§ **Opdracht**:
Zet alle regels uit de onderstaande records om in een genummerde lijst en laat lege regels weg.

§ **Gegevens**:
######

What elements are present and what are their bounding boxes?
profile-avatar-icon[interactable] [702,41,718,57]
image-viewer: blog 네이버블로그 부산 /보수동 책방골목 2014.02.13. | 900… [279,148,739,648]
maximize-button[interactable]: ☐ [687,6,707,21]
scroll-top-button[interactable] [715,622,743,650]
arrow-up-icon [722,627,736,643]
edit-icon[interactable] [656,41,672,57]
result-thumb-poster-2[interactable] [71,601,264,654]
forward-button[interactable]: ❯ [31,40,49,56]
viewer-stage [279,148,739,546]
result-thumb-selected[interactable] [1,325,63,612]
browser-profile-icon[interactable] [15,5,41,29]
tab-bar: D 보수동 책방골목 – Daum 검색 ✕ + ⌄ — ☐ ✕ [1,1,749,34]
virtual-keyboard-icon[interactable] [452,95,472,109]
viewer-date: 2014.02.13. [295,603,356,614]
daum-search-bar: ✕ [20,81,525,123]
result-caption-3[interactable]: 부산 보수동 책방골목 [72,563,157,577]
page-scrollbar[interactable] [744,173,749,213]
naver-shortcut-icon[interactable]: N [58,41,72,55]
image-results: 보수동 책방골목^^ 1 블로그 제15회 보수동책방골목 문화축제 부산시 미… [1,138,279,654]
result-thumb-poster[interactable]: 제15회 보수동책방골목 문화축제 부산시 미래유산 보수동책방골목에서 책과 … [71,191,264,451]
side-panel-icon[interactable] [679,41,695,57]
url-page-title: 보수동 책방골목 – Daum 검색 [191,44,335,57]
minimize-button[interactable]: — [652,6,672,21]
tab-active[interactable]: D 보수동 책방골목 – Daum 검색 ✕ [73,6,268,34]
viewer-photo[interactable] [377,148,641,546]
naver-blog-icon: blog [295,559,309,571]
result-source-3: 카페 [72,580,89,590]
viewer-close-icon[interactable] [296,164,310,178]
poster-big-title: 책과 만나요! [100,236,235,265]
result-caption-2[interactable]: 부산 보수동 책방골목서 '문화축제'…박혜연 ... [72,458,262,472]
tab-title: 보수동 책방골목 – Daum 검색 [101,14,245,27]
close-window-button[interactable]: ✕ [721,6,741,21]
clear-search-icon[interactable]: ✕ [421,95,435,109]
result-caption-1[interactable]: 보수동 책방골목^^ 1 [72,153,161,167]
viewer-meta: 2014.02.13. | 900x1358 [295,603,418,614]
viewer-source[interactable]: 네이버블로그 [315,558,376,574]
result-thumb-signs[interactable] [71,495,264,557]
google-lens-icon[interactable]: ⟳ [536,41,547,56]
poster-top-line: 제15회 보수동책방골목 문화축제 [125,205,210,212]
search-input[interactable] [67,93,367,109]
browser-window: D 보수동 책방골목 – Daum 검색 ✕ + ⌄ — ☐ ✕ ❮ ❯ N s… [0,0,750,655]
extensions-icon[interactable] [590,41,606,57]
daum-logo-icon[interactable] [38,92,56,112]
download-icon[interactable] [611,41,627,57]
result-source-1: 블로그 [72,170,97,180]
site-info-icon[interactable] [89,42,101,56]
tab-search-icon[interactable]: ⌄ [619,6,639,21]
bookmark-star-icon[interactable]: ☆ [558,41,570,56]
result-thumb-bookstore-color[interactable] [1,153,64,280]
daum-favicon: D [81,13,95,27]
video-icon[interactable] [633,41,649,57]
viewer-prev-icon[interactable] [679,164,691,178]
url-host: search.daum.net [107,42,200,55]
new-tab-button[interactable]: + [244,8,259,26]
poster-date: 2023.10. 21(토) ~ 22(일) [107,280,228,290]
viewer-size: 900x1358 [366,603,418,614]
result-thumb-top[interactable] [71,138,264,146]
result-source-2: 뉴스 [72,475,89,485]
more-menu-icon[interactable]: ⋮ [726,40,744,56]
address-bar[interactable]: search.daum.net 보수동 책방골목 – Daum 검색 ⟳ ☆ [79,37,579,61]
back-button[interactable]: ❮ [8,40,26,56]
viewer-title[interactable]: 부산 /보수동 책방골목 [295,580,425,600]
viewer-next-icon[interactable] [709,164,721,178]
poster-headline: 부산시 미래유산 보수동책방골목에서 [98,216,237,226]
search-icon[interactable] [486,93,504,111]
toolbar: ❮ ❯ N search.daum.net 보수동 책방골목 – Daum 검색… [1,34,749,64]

######

§ **Antwoord**:
1. What elements are present and what are their bounding boxes?
2. profile-avatar-icon[interactable] [702,41,718,57]
3. image-viewer: blog 네이버블로그 부산 /보수동 책방골목 2014.02.13. | 900… [279,148,739,648]
4. maximize-button[interactable]: ☐ [687,6,707,21]
5. scroll-top-button[interactable] [715,622,743,650]
6. arrow-up-icon [722,627,736,643]
7. edit-icon[interactable] [656,41,672,57]
8. result-thumb-poster-2[interactable] [71,601,264,654]
9. forward-button[interactable]: ❯ [31,40,49,56]
10. viewer-stage [279,148,739,546]
11. result-thumb-selected[interactable] [1,325,63,612]
12. browser-profile-icon[interactable] [15,5,41,29]
13. tab-bar: D 보수동 책방골목 – Daum 검색 ✕ + ⌄ — ☐ ✕ [1,1,749,34]
14. virtual-keyboard-icon[interactable] [452,95,472,109]
15. viewer-date: 2014.02.13. [295,603,356,614]
16. daum-search-bar: ✕ [20,81,525,123]
17. result-caption-3[interactable]: 부산 보수동 책방골목 [72,563,157,577]
18. page-scrollbar[interactable] [744,173,749,213]
19. naver-shortcut-icon[interactable]: N [58,41,72,55]
20. image-results: 보수동 책방골목^^ 1 블로그 제15회 보수동책방골목 문화축제 부산시 미… [1,138,279,654]
21. result-thumb-poster[interactable]: 제15회 보수동책방골목 문화축제 부산시 미래유산 보수동책방골목에서 책과 … [71,191,264,451]
22. side-panel-icon[interactable] [679,41,695,57]
23. url-page-title: 보수동 책방골목 – Daum 검색 [191,44,335,57]
24. minimize-button[interactable]: — [652,6,672,21]
25. tab-active[interactable]: D 보수동 책방골목 – Daum 검색 ✕ [73,6,268,34]
26. viewer-photo[interactable] [377,148,641,546]
27. naver-blog-icon: blog [295,559,309,571]
28. result-source-3: 카페 [72,580,89,590]
29. viewer-close-icon[interactable] [296,164,310,178]
30. poster-big-title: 책과 만나요! [100,236,235,265]
31. result-caption-2[interactable]: 부산 보수동 책방골목서 '문화축제'…박혜연 ... [72,458,262,472]
32. tab-title: 보수동 책방골목 – Daum 검색 [101,14,245,27]
33. close-window-button[interactable]: ✕ [721,6,741,21]
34. clear-search-icon[interactable]: ✕ [421,95,435,109]
35. result-caption-1[interactable]: 보수동 책방골목^^ 1 [72,153,161,167]
36. viewer-meta: 2014.02.13. | 900x1358 [295,603,418,614]
37. viewer-source[interactable]: 네이버블로그 [315,558,376,574]
38. result-thumb-signs[interactable] [71,495,264,557]
39. google-lens-icon[interactable]: ⟳ [536,41,547,56]
40. poster-top-line: 제15회 보수동책방골목 문화축제 [125,205,210,212]
41. search-input[interactable] [67,93,367,109]
42. browser-window: D 보수동 책방골목 – Daum 검색 ✕ + ⌄ — ☐ ✕ ❮ ❯ N s… [0,0,750,655]
43. extensions-icon[interactable] [590,41,606,57]
44. daum-logo-icon[interactable] [38,92,56,112]
45. download-icon[interactable] [611,41,627,57]
46. result-source-1: 블로그 [72,170,97,180]
47. site-info-icon[interactable] [89,42,101,56]
48. tab-search-icon[interactable]: ⌄ [619,6,639,21]
49. bookmark-star-icon[interactable]: ☆ [558,41,570,56]
50. result-thumb-bookstore-color[interactable] [1,153,64,280]
51. daum-favicon: D [81,13,95,27]
52. video-icon[interactable] [633,41,649,57]
53. viewer-prev-icon[interactable] [679,164,691,178]
54. url-host: search.daum.net [107,42,200,55]
55. new-tab-button[interactable]: + [244,8,259,26]
56. poster-date: 2023.10. 21(토) ~ 22(일) [107,280,228,290]
57. viewer-size: 900x1358 [366,603,418,614]
58. result-thumb-top[interactable] [71,138,264,146]
59. result-source-2: 뉴스 [72,475,89,485]
60. more-menu-icon[interactable]: ⋮ [726,40,744,56]
61. address-bar[interactable]: search.daum.net 보수동 책방골목 – Daum 검색 ⟳ ☆ [79,37,579,61]
62. back-button[interactable]: ❮ [8,40,26,56]
63. viewer-title[interactable]: 부산 /보수동 책방골목 [295,580,425,600]
64. viewer-next-icon[interactable] [709,164,721,178]
65. poster-headline: 부산시 미래유산 보수동책방골목에서 [98,216,237,226]
66. search-icon[interactable] [486,93,504,111]
67. toolbar: ❮ ❯ N search.daum.net 보수동 책방골목 – Daum 검색… [1,34,749,64]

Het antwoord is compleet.